§ **What you should do**:
Work through the data and report how many lines include the string "çekti", giving the number alone.

*-*-*

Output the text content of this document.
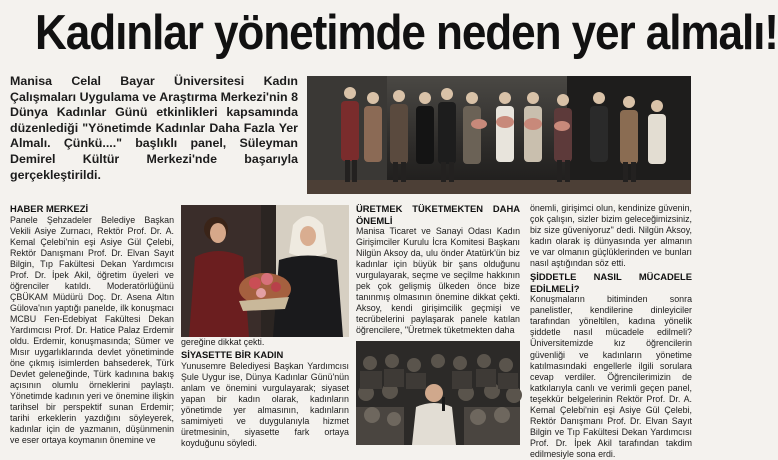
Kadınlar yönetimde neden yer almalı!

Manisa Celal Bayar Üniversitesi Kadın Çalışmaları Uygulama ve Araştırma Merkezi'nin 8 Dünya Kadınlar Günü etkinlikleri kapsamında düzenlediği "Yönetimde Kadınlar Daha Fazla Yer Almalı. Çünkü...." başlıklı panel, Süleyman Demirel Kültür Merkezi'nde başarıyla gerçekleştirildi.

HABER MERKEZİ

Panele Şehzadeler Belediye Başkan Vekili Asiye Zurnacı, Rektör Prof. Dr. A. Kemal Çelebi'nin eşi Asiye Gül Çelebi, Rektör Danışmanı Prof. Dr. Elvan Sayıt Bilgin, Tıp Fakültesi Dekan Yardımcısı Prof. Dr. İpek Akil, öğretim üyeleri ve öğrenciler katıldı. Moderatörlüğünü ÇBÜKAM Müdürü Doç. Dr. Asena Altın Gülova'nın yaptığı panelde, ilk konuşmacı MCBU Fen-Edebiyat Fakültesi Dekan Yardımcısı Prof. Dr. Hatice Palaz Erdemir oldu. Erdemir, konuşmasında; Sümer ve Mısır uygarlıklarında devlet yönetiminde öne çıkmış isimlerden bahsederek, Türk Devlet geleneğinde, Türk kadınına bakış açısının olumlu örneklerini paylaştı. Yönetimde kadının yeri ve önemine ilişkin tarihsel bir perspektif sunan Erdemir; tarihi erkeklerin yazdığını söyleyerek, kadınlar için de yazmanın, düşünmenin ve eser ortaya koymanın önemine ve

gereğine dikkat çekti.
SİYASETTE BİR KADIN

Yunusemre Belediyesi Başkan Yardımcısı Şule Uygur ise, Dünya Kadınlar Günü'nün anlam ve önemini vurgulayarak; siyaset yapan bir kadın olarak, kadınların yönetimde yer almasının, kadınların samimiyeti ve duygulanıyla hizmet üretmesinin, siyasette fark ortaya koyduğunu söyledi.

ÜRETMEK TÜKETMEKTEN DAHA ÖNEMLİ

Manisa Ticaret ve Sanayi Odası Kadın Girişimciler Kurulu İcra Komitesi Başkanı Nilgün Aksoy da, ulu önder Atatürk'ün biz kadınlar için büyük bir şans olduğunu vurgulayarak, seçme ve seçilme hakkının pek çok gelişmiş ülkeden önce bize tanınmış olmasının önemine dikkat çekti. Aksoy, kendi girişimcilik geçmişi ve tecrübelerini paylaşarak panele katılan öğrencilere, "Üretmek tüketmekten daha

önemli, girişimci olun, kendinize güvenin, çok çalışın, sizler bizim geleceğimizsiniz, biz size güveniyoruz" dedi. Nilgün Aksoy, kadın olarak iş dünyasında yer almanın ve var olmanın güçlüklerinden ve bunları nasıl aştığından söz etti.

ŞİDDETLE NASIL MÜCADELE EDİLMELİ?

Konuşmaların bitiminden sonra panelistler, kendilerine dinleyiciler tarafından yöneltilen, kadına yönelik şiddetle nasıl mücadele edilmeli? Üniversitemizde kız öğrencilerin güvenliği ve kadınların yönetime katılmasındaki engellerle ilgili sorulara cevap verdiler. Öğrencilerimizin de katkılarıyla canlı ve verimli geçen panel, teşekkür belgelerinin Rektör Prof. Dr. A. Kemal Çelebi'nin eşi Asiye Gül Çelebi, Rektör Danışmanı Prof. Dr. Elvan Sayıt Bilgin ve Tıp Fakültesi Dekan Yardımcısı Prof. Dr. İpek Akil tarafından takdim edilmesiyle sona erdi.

*-*-*

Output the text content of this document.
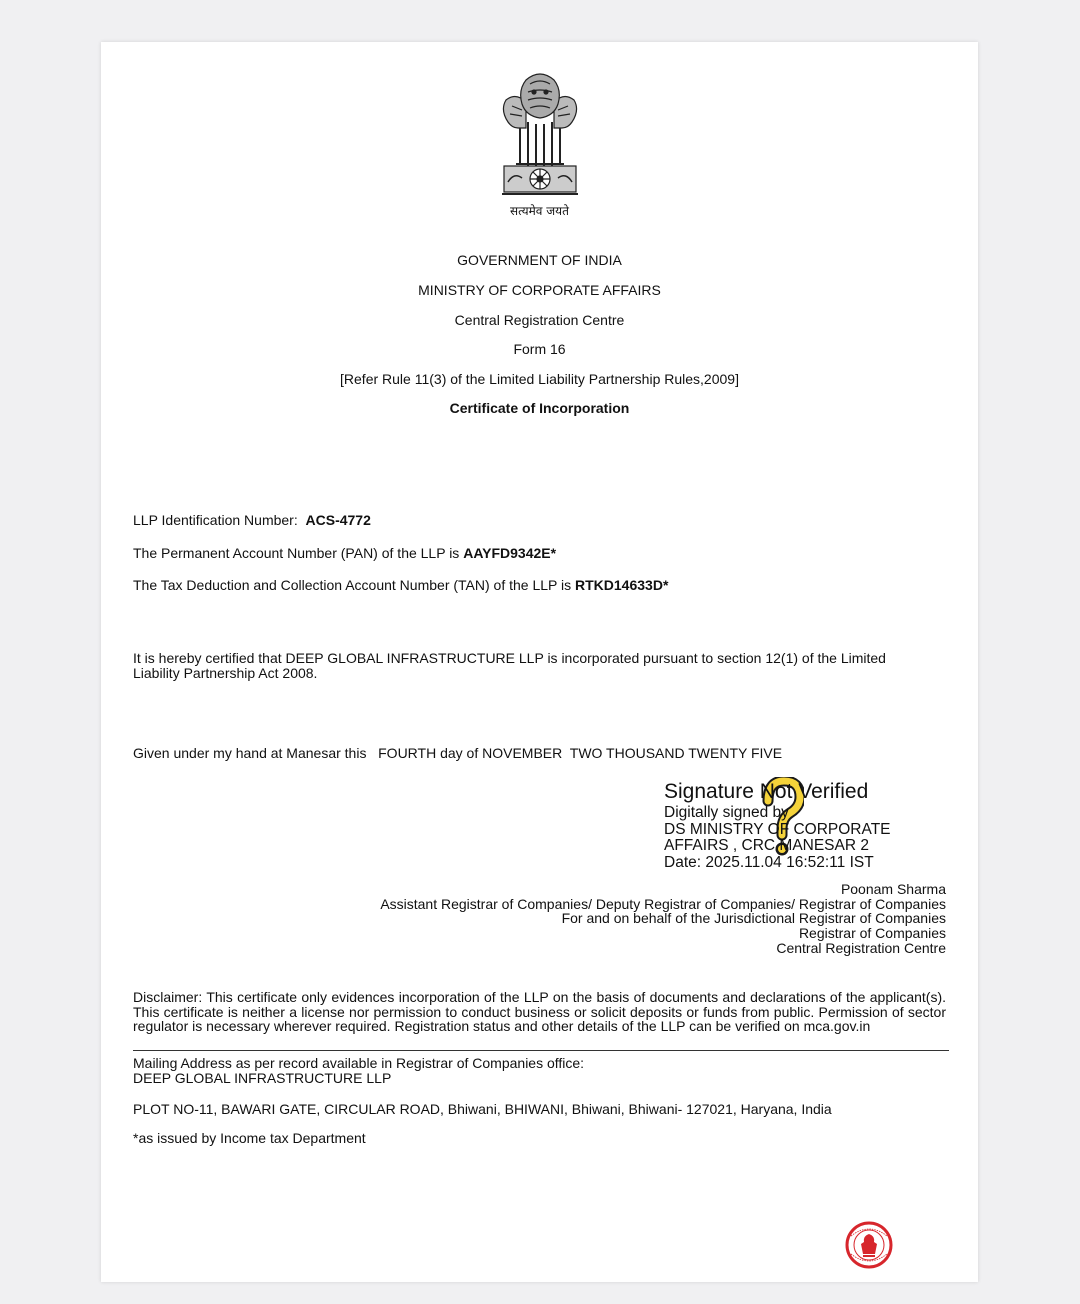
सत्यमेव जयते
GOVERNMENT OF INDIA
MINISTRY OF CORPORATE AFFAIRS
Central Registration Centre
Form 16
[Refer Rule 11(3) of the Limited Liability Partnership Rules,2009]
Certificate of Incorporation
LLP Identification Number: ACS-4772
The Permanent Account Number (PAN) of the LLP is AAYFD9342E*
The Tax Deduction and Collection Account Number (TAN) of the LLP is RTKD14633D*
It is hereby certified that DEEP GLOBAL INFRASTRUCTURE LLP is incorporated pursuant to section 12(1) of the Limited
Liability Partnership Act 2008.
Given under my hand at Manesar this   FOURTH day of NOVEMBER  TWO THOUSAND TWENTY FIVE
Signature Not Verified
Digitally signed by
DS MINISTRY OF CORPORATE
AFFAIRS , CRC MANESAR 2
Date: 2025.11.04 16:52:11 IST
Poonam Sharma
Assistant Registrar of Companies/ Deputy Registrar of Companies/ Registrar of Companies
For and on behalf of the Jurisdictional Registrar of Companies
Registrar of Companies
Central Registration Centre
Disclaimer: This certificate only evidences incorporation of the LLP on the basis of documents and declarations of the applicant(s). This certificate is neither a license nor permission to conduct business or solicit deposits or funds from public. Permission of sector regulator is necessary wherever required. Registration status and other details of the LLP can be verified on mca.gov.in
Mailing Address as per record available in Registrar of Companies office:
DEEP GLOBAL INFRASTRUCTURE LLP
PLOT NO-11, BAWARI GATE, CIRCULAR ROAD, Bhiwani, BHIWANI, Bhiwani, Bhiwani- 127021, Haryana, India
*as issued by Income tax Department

*-*-*

§ **Task output**:
2